GIVEN EXERCISE » Write out all of the entries that follow, word for word, but skip the pictures.
--- START ---
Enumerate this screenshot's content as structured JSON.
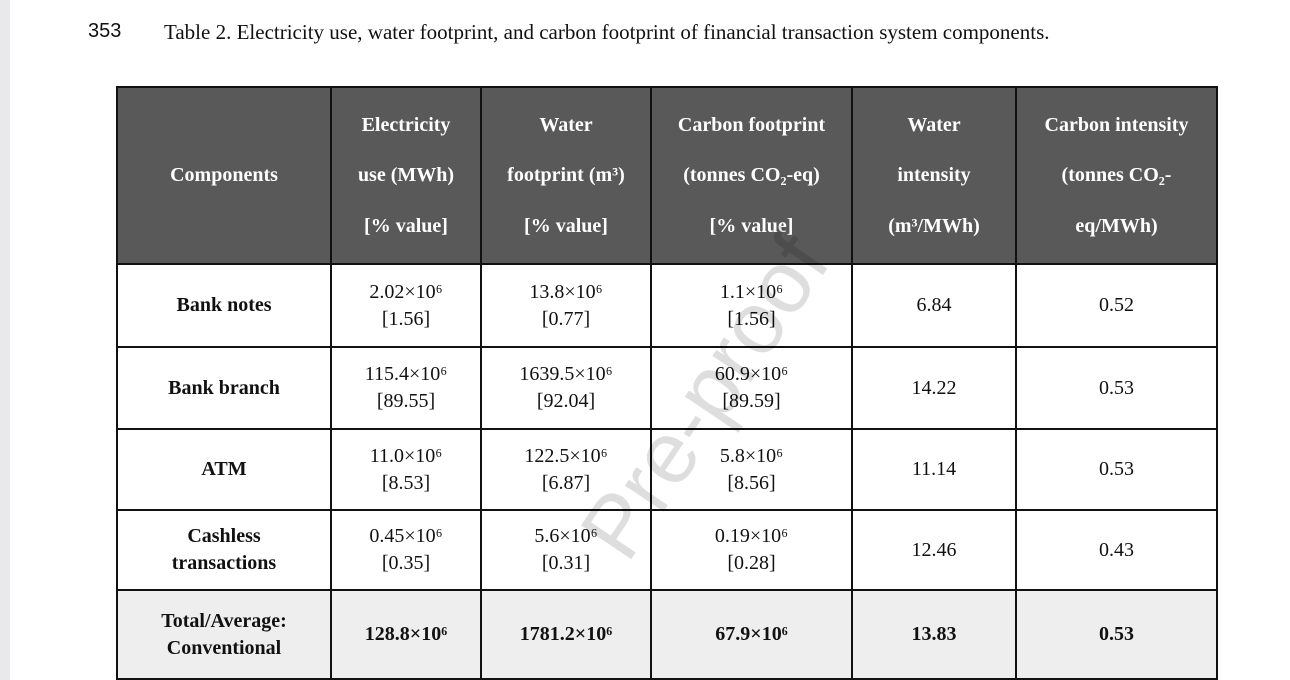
{
  "line_number": "353",
  "caption": "Table 2. Electricity use, water footprint, and carbon footprint of financial transaction system components.",
  "watermark": "Pre-proof",
  "table": {
    "header": [
      [
        "Components"
      ],
      [
        "Electricity",
        "use (MWh)",
        "[% value]"
      ],
      [
        "Water",
        "footprint (m³)",
        "[% value]"
      ],
      [
        "Carbon footprint",
        "(tonnes CO₂-eq)",
        "[% value]"
      ],
      [
        "Water",
        "intensity",
        "(m³/MWh)"
      ],
      [
        "Carbon intensity",
        "(tonnes CO₂-",
        "eq/MWh)"
      ]
    ],
    "rows": [
      [
        [
          "Bank notes"
        ],
        [
          "2.02×10⁶",
          "[1.56]"
        ],
        [
          "13.8×10⁶",
          "[0.77]"
        ],
        [
          "1.1×10⁶",
          "[1.56]"
        ],
        [
          "6.84"
        ],
        [
          "0.52"
        ]
      ],
      [
        [
          "Bank branch"
        ],
        [
          "115.4×10⁶",
          "[89.55]"
        ],
        [
          "1639.5×10⁶",
          "[92.04]"
        ],
        [
          "60.9×10⁶",
          "[89.59]"
        ],
        [
          "14.22"
        ],
        [
          "0.53"
        ]
      ],
      [
        [
          "ATM"
        ],
        [
          "11.0×10⁶",
          "[8.53]"
        ],
        [
          "122.5×10⁶",
          "[6.87]"
        ],
        [
          "5.8×10⁶",
          "[8.56]"
        ],
        [
          "11.14"
        ],
        [
          "0.53"
        ]
      ],
      [
        [
          "Cashless",
          "transactions"
        ],
        [
          "0.45×10⁶",
          "[0.35]"
        ],
        [
          "5.6×10⁶",
          "[0.31]"
        ],
        [
          "0.19×10⁶",
          "[0.28]"
        ],
        [
          "12.46"
        ],
        [
          "0.43"
        ]
      ],
      [
        [
          "Total/Average:",
          "Conventional"
        ],
        [
          "128.8×10⁶"
        ],
        [
          "1781.2×10⁶"
        ],
        [
          "67.9×10⁶"
        ],
        [
          "13.83"
        ],
        [
          "0.53"
        ]
      ]
    ]
  }
}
--- END ---
WORKED SOLUTION »
Enumerate this screenshot's content as structured JSON.
{
  "line_number": "353",
  "caption": "Table 2. Electricity use, water footprint, and carbon footprint of financial transaction system components.",
  "watermark": "Pre-proof",
  "table": {
    "header": [
      [
        "Components"
      ],
      [
        "Electricity",
        "use (MWh)",
        "[% value]"
      ],
      [
        "Water",
        "footprint (m³)",
        "[% value]"
      ],
      [
        "Carbon footprint",
        "(tonnes CO₂-eq)",
        "[% value]"
      ],
      [
        "Water",
        "intensity",
        "(m³/MWh)"
      ],
      [
        "Carbon intensity",
        "(tonnes CO₂-",
        "eq/MWh)"
      ]
    ],
    "rows": [
      [
        [
          "Bank notes"
        ],
        [
          "2.02×10⁶",
          "[1.56]"
        ],
        [
          "13.8×10⁶",
          "[0.77]"
        ],
        [
          "1.1×10⁶",
          "[1.56]"
        ],
        [
          "6.84"
        ],
        [
          "0.52"
        ]
      ],
      [
        [
          "Bank branch"
        ],
        [
          "115.4×10⁶",
          "[89.55]"
        ],
        [
          "1639.5×10⁶",
          "[92.04]"
        ],
        [
          "60.9×10⁶",
          "[89.59]"
        ],
        [
          "14.22"
        ],
        [
          "0.53"
        ]
      ],
      [
        [
          "ATM"
        ],
        [
          "11.0×10⁶",
          "[8.53]"
        ],
        [
          "122.5×10⁶",
          "[6.87]"
        ],
        [
          "5.8×10⁶",
          "[8.56]"
        ],
        [
          "11.14"
        ],
        [
          "0.53"
        ]
      ],
      [
        [
          "Cashless",
          "transactions"
        ],
        [
          "0.45×10⁶",
          "[0.35]"
        ],
        [
          "5.6×10⁶",
          "[0.31]"
        ],
        [
          "0.19×10⁶",
          "[0.28]"
        ],
        [
          "12.46"
        ],
        [
          "0.43"
        ]
      ],
      [
        [
          "Total/Average:",
          "Conventional"
        ],
        [
          "128.8×10⁶"
        ],
        [
          "1781.2×10⁶"
        ],
        [
          "67.9×10⁶"
        ],
        [
          "13.83"
        ],
        [
          "0.53"
        ]
      ]
    ]
  }
}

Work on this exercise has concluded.